→ **SET EXERCISE**: Any picture among the records should be left out, please; retype the rest exactly.

→ **DATA SECTION**:

· · · · · · ·

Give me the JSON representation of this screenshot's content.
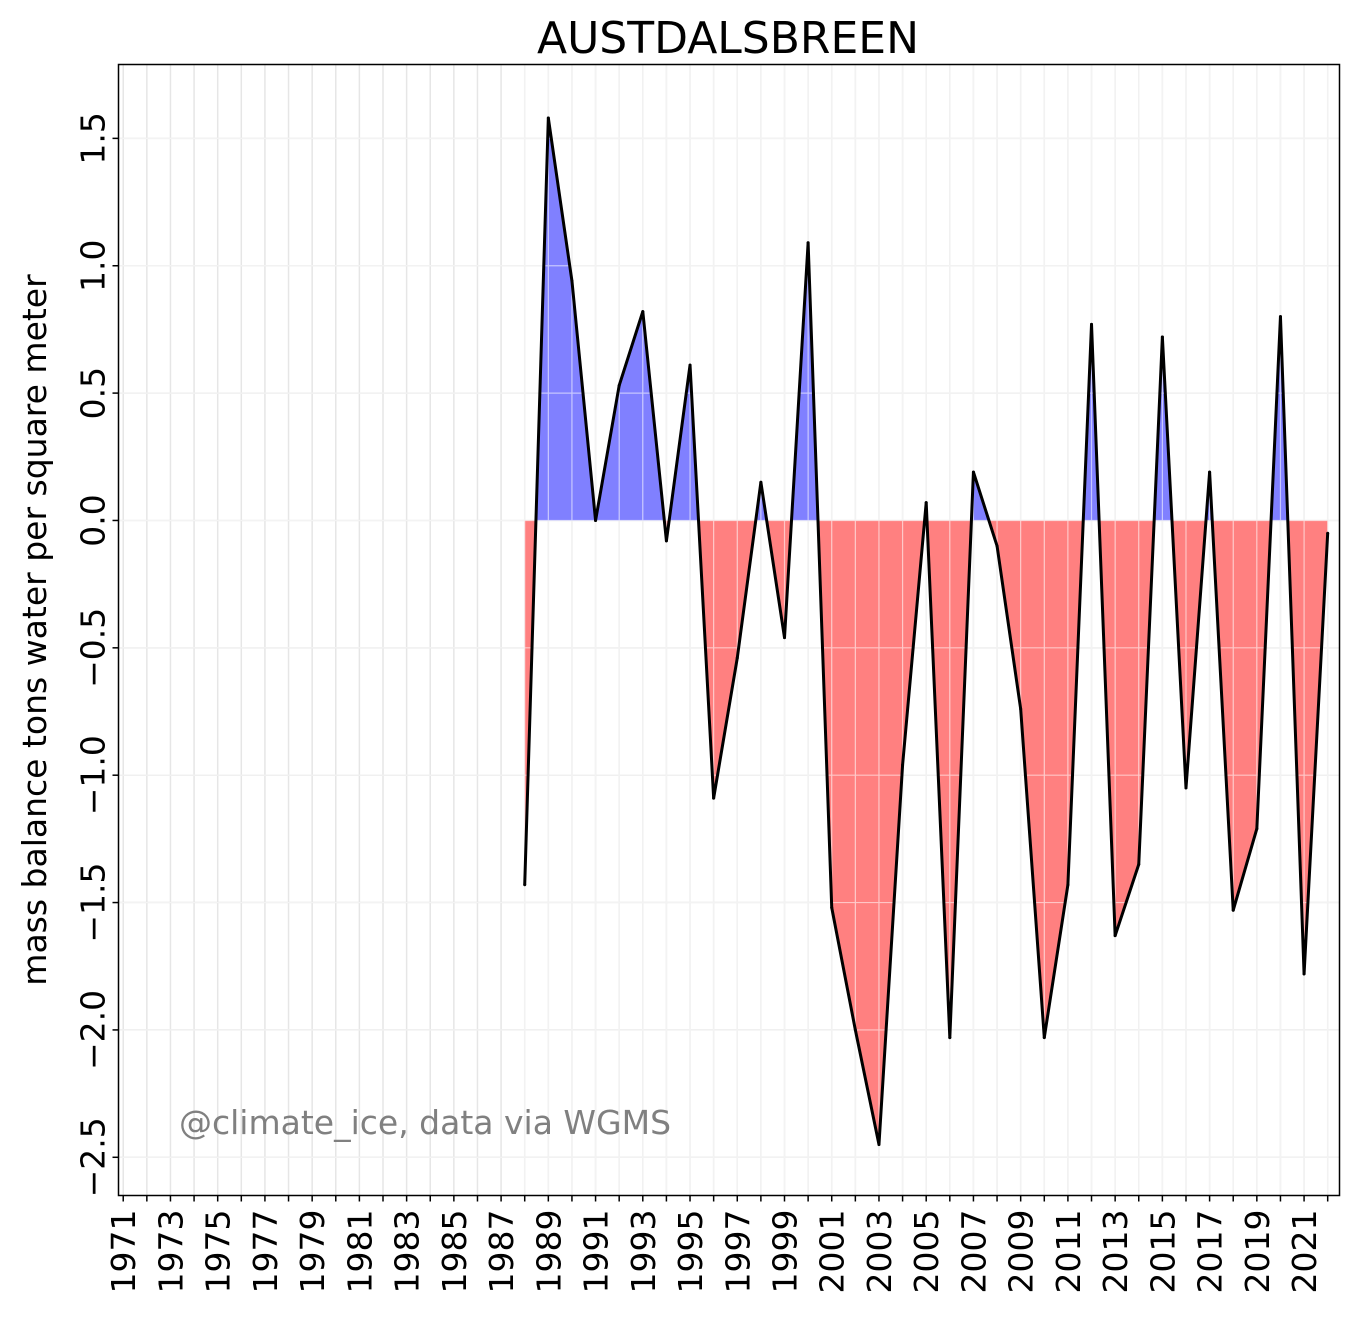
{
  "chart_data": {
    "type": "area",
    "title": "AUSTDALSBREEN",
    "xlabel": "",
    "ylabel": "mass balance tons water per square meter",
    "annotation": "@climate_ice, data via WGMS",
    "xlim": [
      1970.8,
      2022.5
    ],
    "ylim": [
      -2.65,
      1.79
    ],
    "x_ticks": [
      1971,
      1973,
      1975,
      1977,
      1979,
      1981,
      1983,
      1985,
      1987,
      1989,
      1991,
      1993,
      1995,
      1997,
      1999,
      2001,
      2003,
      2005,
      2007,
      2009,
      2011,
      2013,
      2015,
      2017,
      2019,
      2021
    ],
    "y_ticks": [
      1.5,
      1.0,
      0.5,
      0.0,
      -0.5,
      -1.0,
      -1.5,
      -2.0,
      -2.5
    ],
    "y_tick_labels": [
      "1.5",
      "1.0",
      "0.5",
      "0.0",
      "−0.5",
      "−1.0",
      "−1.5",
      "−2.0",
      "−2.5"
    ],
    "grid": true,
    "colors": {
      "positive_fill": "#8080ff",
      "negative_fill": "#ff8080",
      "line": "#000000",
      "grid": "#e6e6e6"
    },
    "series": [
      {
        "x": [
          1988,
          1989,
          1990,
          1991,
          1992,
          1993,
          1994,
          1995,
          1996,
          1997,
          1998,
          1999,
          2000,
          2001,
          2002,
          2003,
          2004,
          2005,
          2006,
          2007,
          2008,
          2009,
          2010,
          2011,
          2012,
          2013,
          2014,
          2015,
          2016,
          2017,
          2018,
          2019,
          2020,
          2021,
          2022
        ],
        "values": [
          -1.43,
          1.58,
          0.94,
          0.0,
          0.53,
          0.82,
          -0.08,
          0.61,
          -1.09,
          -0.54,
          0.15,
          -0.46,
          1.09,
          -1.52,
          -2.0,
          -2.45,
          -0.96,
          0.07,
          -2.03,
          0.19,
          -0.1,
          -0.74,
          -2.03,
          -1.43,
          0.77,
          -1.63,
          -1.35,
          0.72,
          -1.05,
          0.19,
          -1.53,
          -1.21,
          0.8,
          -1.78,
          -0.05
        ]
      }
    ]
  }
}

· · · · · · ·

→ **FINISHED EXERCISE**:
Give me the JSON representation of this screenshot's content.
{
  "chart_data": {
    "type": "area",
    "title": "AUSTDALSBREEN",
    "xlabel": "",
    "ylabel": "mass balance tons water per square meter",
    "annotation": "@climate_ice, data via WGMS",
    "xlim": [
      1970.8,
      2022.5
    ],
    "ylim": [
      -2.65,
      1.79
    ],
    "x_ticks": [
      1971,
      1973,
      1975,
      1977,
      1979,
      1981,
      1983,
      1985,
      1987,
      1989,
      1991,
      1993,
      1995,
      1997,
      1999,
      2001,
      2003,
      2005,
      2007,
      2009,
      2011,
      2013,
      2015,
      2017,
      2019,
      2021
    ],
    "y_ticks": [
      1.5,
      1.0,
      0.5,
      0.0,
      -0.5,
      -1.0,
      -1.5,
      -2.0,
      -2.5
    ],
    "y_tick_labels": [
      "1.5",
      "1.0",
      "0.5",
      "0.0",
      "−0.5",
      "−1.0",
      "−1.5",
      "−2.0",
      "−2.5"
    ],
    "grid": true,
    "colors": {
      "positive_fill": "#8080ff",
      "negative_fill": "#ff8080",
      "line": "#000000",
      "grid": "#e6e6e6"
    },
    "series": [
      {
        "x": [
          1988,
          1989,
          1990,
          1991,
          1992,
          1993,
          1994,
          1995,
          1996,
          1997,
          1998,
          1999,
          2000,
          2001,
          2002,
          2003,
          2004,
          2005,
          2006,
          2007,
          2008,
          2009,
          2010,
          2011,
          2012,
          2013,
          2014,
          2015,
          2016,
          2017,
          2018,
          2019,
          2020,
          2021,
          2022
        ],
        "values": [
          -1.43,
          1.58,
          0.94,
          0.0,
          0.53,
          0.82,
          -0.08,
          0.61,
          -1.09,
          -0.54,
          0.15,
          -0.46,
          1.09,
          -1.52,
          -2.0,
          -2.45,
          -0.96,
          0.07,
          -2.03,
          0.19,
          -0.1,
          -0.74,
          -2.03,
          -1.43,
          0.77,
          -1.63,
          -1.35,
          0.72,
          -1.05,
          0.19,
          -1.53,
          -1.21,
          0.8,
          -1.78,
          -0.05
        ]
      }
    ]
  }
}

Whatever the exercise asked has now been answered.